■ Do this: Turn the lines of every item into one numbered list, leaving out any blank lines.

[Listings of regions and labels]

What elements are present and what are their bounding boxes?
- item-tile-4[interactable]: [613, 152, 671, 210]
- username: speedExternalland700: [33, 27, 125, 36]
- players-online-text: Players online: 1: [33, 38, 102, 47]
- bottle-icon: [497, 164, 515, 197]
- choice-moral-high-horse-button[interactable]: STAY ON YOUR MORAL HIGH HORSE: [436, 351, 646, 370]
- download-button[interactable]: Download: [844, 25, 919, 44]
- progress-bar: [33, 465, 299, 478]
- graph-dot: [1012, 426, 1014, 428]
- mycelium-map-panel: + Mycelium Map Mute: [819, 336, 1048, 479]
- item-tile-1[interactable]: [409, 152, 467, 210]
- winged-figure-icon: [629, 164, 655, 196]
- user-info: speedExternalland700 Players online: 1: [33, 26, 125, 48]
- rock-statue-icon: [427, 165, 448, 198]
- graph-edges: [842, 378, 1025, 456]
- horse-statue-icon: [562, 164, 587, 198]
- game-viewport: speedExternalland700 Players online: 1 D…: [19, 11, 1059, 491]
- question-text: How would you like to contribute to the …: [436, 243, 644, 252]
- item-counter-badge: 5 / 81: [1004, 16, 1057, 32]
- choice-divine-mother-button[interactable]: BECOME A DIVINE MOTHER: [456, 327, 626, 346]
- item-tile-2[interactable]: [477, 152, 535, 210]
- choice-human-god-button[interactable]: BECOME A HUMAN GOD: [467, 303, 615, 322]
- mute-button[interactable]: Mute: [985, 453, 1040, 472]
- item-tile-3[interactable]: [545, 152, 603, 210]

■ Correct output:
1. What elements are present and what are their bounding boxes?
2. - item-tile-4[interactable]: [613, 152, 671, 210]
3. - username: speedExternalland700: [33, 27, 125, 36]
4. - players-online-text: Players online: 1: [33, 38, 102, 47]
5. - bottle-icon: [497, 164, 515, 197]
6. - choice-moral-high-horse-button[interactable]: STAY ON YOUR MORAL HIGH HORSE: [436, 351, 646, 370]
7. - download-button[interactable]: Download: [844, 25, 919, 44]
8. - progress-bar: [33, 465, 299, 478]
9. - graph-dot: [1012, 426, 1014, 428]
10. - mycelium-map-panel: + Mycelium Map Mute: [819, 336, 1048, 479]
11. - item-tile-1[interactable]: [409, 152, 467, 210]
12. - winged-figure-icon: [629, 164, 655, 196]
13. - user-info: speedExternalland700 Players online: 1: [33, 26, 125, 48]
14. - rock-statue-icon: [427, 165, 448, 198]
15. - graph-edges: [842, 378, 1025, 456]
16. - horse-statue-icon: [562, 164, 587, 198]
17. - game-viewport: speedExternalland700 Players online: 1 D…: [19, 11, 1059, 491]
18. - question-text: How would you like to contribute to the …: [436, 243, 644, 252]
19. - item-counter-badge: 5 / 81: [1004, 16, 1057, 32]
20. - choice-divine-mother-button[interactable]: BECOME A DIVINE MOTHER: [456, 327, 626, 346]
21. - item-tile-2[interactable]: [477, 152, 535, 210]
22. - choice-human-god-button[interactable]: BECOME A HUMAN GOD: [467, 303, 615, 322]
23. - mute-button[interactable]: Mute: [985, 453, 1040, 472]
24. - item-tile-3[interactable]: [545, 152, 603, 210]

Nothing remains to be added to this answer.